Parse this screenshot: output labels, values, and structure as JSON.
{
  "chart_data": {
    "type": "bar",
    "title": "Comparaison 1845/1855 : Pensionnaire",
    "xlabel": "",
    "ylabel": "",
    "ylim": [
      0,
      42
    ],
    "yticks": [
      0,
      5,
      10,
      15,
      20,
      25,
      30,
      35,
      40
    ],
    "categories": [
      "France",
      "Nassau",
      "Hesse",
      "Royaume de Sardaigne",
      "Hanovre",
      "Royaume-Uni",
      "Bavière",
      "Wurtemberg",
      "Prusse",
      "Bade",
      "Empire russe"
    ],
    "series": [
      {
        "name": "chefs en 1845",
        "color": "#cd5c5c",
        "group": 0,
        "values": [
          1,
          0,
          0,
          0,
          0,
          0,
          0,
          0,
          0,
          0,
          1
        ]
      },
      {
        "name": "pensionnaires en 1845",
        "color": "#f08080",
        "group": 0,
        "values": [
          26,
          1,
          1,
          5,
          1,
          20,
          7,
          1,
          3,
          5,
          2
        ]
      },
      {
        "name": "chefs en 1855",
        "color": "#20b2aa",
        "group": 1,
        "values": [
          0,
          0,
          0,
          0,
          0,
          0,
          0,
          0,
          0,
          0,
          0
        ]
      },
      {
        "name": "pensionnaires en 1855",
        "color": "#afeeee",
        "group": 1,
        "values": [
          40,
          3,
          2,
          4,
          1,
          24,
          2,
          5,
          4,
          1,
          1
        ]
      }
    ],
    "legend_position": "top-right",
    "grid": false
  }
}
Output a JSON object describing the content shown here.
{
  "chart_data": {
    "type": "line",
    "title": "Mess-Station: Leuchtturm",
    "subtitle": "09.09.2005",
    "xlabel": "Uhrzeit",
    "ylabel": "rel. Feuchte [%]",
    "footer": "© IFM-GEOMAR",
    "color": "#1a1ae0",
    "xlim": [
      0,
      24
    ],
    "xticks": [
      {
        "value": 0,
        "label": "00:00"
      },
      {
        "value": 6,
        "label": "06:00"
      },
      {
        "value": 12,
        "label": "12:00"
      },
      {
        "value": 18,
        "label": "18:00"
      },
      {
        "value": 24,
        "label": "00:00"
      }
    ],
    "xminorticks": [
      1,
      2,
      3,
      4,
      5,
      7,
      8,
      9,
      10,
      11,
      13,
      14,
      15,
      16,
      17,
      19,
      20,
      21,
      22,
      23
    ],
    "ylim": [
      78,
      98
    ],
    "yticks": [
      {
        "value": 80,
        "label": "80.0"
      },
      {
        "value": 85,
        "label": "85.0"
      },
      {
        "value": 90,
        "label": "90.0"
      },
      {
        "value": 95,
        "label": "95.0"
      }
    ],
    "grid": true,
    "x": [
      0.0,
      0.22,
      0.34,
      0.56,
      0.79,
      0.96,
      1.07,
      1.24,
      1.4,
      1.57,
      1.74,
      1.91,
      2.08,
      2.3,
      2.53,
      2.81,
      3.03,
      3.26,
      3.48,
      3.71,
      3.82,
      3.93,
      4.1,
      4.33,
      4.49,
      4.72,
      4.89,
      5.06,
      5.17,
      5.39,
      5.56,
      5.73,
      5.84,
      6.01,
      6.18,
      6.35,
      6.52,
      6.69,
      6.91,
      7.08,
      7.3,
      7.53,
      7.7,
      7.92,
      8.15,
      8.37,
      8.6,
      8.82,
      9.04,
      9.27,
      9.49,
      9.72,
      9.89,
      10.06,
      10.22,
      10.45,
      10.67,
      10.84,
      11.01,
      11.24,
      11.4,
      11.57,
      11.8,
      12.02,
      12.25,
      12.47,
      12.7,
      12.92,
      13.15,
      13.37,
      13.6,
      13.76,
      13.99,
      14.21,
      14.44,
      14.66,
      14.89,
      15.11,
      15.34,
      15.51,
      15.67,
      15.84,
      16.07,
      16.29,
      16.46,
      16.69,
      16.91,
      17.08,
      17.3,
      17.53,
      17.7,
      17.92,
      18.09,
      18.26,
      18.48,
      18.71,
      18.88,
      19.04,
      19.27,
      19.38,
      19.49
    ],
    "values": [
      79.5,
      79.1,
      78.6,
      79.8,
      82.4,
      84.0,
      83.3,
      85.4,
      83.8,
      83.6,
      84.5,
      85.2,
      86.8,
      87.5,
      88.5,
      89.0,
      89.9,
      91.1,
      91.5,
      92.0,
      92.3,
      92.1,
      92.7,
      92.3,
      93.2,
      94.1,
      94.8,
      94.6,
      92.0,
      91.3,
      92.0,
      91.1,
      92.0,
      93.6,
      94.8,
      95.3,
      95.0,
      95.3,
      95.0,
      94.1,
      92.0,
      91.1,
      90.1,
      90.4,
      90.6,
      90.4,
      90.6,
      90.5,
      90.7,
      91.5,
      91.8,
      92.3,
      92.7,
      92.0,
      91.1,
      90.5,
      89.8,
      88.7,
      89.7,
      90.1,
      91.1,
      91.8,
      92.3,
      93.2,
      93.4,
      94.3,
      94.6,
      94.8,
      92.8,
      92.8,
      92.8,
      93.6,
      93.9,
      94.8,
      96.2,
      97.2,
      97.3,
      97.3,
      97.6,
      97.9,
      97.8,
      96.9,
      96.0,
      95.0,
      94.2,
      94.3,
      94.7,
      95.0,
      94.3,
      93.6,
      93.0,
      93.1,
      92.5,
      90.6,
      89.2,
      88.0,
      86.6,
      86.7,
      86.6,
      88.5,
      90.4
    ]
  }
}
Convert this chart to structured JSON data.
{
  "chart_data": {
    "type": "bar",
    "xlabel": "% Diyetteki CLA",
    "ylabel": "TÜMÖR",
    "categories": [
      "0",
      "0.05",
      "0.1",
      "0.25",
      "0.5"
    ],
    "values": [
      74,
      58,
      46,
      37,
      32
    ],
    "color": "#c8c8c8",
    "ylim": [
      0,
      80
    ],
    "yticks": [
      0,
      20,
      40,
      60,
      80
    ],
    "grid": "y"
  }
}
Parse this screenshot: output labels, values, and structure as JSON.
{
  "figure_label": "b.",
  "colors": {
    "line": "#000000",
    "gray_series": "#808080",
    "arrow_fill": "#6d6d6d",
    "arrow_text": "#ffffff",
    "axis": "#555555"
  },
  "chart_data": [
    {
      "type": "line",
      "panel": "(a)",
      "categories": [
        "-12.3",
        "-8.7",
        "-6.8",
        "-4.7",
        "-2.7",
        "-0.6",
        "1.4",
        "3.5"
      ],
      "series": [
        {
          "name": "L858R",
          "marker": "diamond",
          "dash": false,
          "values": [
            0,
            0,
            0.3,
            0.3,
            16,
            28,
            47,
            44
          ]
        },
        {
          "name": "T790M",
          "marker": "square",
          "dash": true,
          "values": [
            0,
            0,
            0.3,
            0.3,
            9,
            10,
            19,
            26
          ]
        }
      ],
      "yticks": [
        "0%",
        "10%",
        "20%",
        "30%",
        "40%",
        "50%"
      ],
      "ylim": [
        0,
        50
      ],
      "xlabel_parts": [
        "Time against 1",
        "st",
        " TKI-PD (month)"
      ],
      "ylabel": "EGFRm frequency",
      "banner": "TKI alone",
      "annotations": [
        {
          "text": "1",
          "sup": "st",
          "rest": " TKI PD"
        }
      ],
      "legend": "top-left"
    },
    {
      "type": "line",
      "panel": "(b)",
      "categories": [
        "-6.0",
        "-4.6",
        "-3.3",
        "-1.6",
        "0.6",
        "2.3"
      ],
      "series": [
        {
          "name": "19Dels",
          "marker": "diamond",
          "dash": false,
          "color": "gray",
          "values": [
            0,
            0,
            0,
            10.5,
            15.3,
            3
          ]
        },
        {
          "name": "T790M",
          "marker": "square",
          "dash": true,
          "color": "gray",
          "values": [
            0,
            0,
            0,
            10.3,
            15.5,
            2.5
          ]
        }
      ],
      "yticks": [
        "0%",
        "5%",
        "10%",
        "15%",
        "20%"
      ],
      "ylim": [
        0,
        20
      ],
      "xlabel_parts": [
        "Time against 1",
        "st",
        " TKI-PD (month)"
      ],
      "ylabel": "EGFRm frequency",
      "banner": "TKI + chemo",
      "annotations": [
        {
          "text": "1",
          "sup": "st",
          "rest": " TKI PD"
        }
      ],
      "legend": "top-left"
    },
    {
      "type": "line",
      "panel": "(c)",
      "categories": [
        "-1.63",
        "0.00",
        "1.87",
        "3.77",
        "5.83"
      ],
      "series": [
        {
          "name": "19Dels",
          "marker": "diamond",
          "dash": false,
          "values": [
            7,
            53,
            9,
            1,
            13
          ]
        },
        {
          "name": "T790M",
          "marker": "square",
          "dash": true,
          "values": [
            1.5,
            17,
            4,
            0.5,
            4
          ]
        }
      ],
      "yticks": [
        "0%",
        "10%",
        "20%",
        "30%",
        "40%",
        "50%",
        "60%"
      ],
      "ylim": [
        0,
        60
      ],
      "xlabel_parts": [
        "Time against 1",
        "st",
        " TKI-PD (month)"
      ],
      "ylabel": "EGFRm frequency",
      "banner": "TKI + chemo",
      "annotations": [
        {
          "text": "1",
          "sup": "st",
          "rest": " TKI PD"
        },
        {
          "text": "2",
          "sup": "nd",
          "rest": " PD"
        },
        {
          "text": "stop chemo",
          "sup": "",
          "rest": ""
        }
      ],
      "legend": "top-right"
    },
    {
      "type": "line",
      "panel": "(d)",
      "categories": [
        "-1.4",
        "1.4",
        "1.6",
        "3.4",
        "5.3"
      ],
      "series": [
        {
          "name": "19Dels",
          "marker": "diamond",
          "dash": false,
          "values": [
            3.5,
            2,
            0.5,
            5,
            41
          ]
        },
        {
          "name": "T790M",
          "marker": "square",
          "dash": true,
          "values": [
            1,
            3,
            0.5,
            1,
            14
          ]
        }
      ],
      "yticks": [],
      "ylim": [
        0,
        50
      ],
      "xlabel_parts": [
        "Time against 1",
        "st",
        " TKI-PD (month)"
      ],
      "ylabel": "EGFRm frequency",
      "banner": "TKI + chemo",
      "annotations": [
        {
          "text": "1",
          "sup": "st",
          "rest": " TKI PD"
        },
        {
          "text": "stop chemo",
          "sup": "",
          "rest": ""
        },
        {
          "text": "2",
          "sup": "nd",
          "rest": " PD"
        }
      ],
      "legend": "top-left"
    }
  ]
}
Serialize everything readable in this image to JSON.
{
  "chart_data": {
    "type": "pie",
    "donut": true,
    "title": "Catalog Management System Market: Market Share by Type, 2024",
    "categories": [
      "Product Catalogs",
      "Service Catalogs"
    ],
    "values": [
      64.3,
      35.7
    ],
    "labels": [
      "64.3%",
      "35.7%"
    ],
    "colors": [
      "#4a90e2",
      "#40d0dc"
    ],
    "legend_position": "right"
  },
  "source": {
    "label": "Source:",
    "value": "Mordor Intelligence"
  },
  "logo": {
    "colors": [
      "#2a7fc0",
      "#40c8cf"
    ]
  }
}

###

Directions for this task - Every line from the one holding "Serialize everything readable" through the final line of the listing must be echoed exactly; leave out all other lines.

Answer to this task -
Serialize everything readable in this image to JSON.
{
  "chart_data": {
    "type": "pie",
    "donut": true,
    "title": "Catalog Management System Market: Market Share by Type, 2024",
    "categories": [
      "Product Catalogs",
      "Service Catalogs"
    ],
    "values": [
      64.3,
      35.7
    ],
    "labels": [
      "64.3%",
      "35.7%"
    ],
    "colors": [
      "#4a90e2",
      "#40d0dc"
    ],
    "legend_position": "right"
  },
  "source": {
    "label": "Source:",
    "value": "Mordor Intelligence"
  },
  "logo": {
    "colors": [
      "#2a7fc0",
      "#40c8cf"
    ]
  }
}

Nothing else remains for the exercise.